• [WRITTEN TASK]
Gather each line of the records where "name" appears.
# start of MATERIALS PROVIDED
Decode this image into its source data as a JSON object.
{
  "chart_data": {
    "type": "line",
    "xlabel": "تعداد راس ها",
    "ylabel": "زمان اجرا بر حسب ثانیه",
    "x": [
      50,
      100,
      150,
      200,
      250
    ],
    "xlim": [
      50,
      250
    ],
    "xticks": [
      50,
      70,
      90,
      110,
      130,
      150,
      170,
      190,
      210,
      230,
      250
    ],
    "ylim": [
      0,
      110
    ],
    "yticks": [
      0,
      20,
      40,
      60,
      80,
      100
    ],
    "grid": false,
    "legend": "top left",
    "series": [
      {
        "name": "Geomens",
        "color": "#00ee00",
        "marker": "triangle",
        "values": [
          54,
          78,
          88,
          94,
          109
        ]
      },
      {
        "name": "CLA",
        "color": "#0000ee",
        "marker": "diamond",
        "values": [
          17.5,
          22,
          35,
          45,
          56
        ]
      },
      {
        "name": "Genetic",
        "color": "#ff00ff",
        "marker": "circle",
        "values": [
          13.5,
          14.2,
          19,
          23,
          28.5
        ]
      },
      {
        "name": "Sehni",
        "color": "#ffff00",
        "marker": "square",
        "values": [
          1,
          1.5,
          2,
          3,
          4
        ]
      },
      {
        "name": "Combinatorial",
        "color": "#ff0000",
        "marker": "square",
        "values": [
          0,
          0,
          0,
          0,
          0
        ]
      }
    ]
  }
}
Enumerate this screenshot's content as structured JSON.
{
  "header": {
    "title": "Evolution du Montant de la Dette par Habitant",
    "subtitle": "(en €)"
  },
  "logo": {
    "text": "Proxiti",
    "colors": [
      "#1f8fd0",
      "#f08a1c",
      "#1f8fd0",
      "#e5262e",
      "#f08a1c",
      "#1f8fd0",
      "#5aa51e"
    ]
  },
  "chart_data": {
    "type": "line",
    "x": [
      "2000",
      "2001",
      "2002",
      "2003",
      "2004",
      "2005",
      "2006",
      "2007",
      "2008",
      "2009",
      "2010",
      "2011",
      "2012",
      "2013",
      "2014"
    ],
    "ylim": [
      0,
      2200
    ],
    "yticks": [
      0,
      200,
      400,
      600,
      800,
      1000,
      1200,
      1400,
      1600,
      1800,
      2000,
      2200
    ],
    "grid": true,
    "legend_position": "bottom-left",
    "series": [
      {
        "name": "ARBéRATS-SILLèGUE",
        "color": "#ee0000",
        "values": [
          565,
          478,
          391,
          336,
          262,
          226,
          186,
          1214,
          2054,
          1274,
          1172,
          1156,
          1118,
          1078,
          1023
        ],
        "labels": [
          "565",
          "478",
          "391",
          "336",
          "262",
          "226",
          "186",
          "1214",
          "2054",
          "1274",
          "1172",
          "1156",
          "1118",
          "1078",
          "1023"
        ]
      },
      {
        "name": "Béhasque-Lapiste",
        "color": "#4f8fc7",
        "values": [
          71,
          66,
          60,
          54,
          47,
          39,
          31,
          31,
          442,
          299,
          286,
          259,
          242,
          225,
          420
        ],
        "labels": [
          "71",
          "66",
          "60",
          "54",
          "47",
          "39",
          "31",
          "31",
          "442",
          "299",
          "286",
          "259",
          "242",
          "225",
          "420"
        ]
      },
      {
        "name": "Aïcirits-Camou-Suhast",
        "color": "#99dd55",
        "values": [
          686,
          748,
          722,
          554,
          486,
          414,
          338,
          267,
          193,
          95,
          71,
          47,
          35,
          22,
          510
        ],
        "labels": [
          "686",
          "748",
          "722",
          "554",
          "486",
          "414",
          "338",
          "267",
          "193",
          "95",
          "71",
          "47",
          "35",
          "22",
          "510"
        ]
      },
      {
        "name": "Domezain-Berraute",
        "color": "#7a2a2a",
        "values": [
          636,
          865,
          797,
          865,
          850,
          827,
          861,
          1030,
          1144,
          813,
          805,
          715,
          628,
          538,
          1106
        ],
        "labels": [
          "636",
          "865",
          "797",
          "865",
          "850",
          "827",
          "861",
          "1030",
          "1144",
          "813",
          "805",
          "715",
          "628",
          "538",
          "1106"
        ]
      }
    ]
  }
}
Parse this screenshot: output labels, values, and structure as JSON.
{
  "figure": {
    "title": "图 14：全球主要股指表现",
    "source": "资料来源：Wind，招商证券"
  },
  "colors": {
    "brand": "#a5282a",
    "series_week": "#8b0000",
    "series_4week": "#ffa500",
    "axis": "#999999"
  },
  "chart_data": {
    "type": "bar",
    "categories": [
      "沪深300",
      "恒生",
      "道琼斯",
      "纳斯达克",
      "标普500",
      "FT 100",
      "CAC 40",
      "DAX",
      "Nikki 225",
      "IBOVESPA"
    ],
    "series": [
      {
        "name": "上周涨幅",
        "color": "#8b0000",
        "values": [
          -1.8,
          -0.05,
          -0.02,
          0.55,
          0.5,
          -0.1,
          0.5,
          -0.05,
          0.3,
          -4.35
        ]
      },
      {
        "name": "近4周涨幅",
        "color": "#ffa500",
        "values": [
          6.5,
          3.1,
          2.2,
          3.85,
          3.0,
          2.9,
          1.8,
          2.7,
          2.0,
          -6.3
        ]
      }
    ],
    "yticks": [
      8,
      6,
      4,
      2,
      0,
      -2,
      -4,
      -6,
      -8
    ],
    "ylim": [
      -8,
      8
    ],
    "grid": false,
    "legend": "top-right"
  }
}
# end of MATERIALS PROVIDED
• [SOLUTION TO THE PROBLEM]
        "name": "Geomens",
        "name": "CLA",
        "name": "Genetic",
        "name": "Sehni",
        "name": "Combinatorial",
        "name": "ARBéRATS-SILLèGUE",
        "name": "Béhasque-Lapiste",
        "name": "Aïcirits-Camou-Suhast",
        "name": "Domezain-Berraute",
        "name": "上周涨幅",
        "name": "近4周涨幅",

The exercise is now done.